Present the following data again exactly as it is shown.

RECORDS TO USE
_ _ _ _ _ _ _

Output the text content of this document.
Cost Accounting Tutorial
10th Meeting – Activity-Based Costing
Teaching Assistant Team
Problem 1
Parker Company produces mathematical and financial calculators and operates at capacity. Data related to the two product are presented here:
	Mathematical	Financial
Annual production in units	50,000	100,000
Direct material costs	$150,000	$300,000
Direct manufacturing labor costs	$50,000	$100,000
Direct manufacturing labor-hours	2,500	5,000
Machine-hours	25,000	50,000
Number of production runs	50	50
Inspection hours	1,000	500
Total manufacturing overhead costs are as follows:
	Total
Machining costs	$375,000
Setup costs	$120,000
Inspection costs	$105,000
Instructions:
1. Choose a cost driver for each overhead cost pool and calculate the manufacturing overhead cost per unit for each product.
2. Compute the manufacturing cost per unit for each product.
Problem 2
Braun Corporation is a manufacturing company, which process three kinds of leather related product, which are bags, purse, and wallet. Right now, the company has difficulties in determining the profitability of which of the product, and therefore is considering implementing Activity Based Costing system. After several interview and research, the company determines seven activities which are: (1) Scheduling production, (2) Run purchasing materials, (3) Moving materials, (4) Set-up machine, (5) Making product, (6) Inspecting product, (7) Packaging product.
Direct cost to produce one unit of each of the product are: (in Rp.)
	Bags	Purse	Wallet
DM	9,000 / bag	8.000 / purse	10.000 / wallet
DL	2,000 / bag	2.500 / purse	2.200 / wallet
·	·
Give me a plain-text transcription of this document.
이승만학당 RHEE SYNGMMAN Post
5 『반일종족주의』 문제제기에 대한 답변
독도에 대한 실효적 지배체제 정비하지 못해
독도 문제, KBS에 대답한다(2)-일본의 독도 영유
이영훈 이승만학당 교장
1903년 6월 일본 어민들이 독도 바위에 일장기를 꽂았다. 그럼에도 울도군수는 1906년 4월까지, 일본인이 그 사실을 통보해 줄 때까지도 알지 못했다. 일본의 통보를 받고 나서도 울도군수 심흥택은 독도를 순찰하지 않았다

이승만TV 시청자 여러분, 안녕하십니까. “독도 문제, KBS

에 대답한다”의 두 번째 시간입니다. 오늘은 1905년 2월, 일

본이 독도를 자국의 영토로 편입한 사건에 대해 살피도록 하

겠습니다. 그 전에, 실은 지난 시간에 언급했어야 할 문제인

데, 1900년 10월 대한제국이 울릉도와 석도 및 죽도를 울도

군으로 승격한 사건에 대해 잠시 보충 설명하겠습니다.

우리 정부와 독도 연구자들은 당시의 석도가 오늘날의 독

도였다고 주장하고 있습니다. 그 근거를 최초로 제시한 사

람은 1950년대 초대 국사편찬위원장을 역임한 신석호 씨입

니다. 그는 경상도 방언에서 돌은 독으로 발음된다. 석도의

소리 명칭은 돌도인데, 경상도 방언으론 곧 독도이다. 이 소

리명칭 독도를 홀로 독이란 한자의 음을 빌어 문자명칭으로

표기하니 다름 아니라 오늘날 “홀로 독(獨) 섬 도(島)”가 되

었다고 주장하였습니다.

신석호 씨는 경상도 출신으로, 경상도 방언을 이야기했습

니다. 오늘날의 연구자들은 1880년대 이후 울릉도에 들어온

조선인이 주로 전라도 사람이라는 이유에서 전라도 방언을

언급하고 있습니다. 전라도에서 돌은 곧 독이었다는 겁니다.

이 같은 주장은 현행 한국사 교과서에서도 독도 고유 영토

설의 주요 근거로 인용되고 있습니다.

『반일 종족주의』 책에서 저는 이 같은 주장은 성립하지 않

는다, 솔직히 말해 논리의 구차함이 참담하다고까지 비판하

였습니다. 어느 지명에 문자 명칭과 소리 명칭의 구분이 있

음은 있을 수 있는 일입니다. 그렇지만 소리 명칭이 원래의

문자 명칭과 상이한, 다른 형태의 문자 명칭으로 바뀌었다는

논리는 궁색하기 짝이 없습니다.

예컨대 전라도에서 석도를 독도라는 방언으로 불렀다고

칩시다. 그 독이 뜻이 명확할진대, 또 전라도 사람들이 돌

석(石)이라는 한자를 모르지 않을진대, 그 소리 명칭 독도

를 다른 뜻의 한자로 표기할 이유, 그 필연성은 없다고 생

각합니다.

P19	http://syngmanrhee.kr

_ _ _ _ _ _ _

TASK ANSWER
Output the text content of this document.
Cost Accounting Tutorial
10th Meeting – Activity-Based Costing
Teaching Assistant Team
Problem 1
Parker Company produces mathematical and financial calculators and operates at capacity. Data related to the two product are presented here:
	Mathematical	Financial
Annual production in units	50,000	100,000
Direct material costs	$150,000	$300,000
Direct manufacturing labor costs	$50,000	$100,000
Direct manufacturing labor-hours	2,500	5,000
Machine-hours	25,000	50,000
Number of production runs	50	50
Inspection hours	1,000	500
Total manufacturing overhead costs are as follows:
	Total
Machining costs	$375,000
Setup costs	$120,000
Inspection costs	$105,000
Instructions:
1. Choose a cost driver for each overhead cost pool and calculate the manufacturing overhead cost per unit for each product.
2. Compute the manufacturing cost per unit for each product.
Problem 2
Braun Corporation is a manufacturing company, which process three kinds of leather related product, which are bags, purse, and wallet. Right now, the company has difficulties in determining the profitability of which of the product, and therefore is considering implementing Activity Based Costing system. After several interview and research, the company determines seven activities which are: (1) Scheduling production, (2) Run purchasing materials, (3) Moving materials, (4) Set-up machine, (5) Making product, (6) Inspecting product, (7) Packaging product.
Direct cost to produce one unit of each of the product are: (in Rp.)
	Bags	Purse	Wallet
DM	9,000 / bag	8.000 / purse	10.000 / wallet
DL	2,000 / bag	2.500 / purse	2.200 / wallet
·	·
Give me a plain-text transcription of this document.
이승만학당 RHEE SYNGMMAN Post
5 『반일종족주의』 문제제기에 대한 답변
독도에 대한 실효적 지배체제 정비하지 못해
독도 문제, KBS에 대답한다(2)-일본의 독도 영유
이영훈 이승만학당 교장
1903년 6월 일본 어민들이 독도 바위에 일장기를 꽂았다. 그럼에도 울도군수는 1906년 4월까지, 일본인이 그 사실을 통보해 줄 때까지도 알지 못했다. 일본의 통보를 받고 나서도 울도군수 심흥택은 독도를 순찰하지 않았다

이승만TV 시청자 여러분, 안녕하십니까. “독도 문제, KBS

에 대답한다”의 두 번째 시간입니다. 오늘은 1905년 2월, 일

본이 독도를 자국의 영토로 편입한 사건에 대해 살피도록 하

겠습니다. 그 전에, 실은 지난 시간에 언급했어야 할 문제인

데, 1900년 10월 대한제국이 울릉도와 석도 및 죽도를 울도

군으로 승격한 사건에 대해 잠시 보충 설명하겠습니다.

우리 정부와 독도 연구자들은 당시의 석도가 오늘날의 독

도였다고 주장하고 있습니다. 그 근거를 최초로 제시한 사

람은 1950년대 초대 국사편찬위원장을 역임한 신석호 씨입

니다. 그는 경상도 방언에서 돌은 독으로 발음된다. 석도의

소리 명칭은 돌도인데, 경상도 방언으론 곧 독도이다. 이 소

리명칭 독도를 홀로 독이란 한자의 음을 빌어 문자명칭으로

표기하니 다름 아니라 오늘날 “홀로 독(獨) 섬 도(島)”가 되

었다고 주장하였습니다.

신석호 씨는 경상도 출신으로, 경상도 방언을 이야기했습

니다. 오늘날의 연구자들은 1880년대 이후 울릉도에 들어온

조선인이 주로 전라도 사람이라는 이유에서 전라도 방언을

언급하고 있습니다. 전라도에서 돌은 곧 독이었다는 겁니다.

이 같은 주장은 현행 한국사 교과서에서도 독도 고유 영토

설의 주요 근거로 인용되고 있습니다.

『반일 종족주의』 책에서 저는 이 같은 주장은 성립하지 않

는다, 솔직히 말해 논리의 구차함이 참담하다고까지 비판하

였습니다. 어느 지명에 문자 명칭과 소리 명칭의 구분이 있

음은 있을 수 있는 일입니다. 그렇지만 소리 명칭이 원래의

문자 명칭과 상이한, 다른 형태의 문자 명칭으로 바뀌었다는

논리는 궁색하기 짝이 없습니다.

예컨대 전라도에서 석도를 독도라는 방언으로 불렀다고

칩시다. 그 독이 뜻이 명확할진대, 또 전라도 사람들이 돌

석(石)이라는 한자를 모르지 않을진대, 그 소리 명칭 독도

를 다른 뜻의 한자로 표기할 이유, 그 필연성은 없다고 생

각합니다.

P19	http://syngmanrhee.kr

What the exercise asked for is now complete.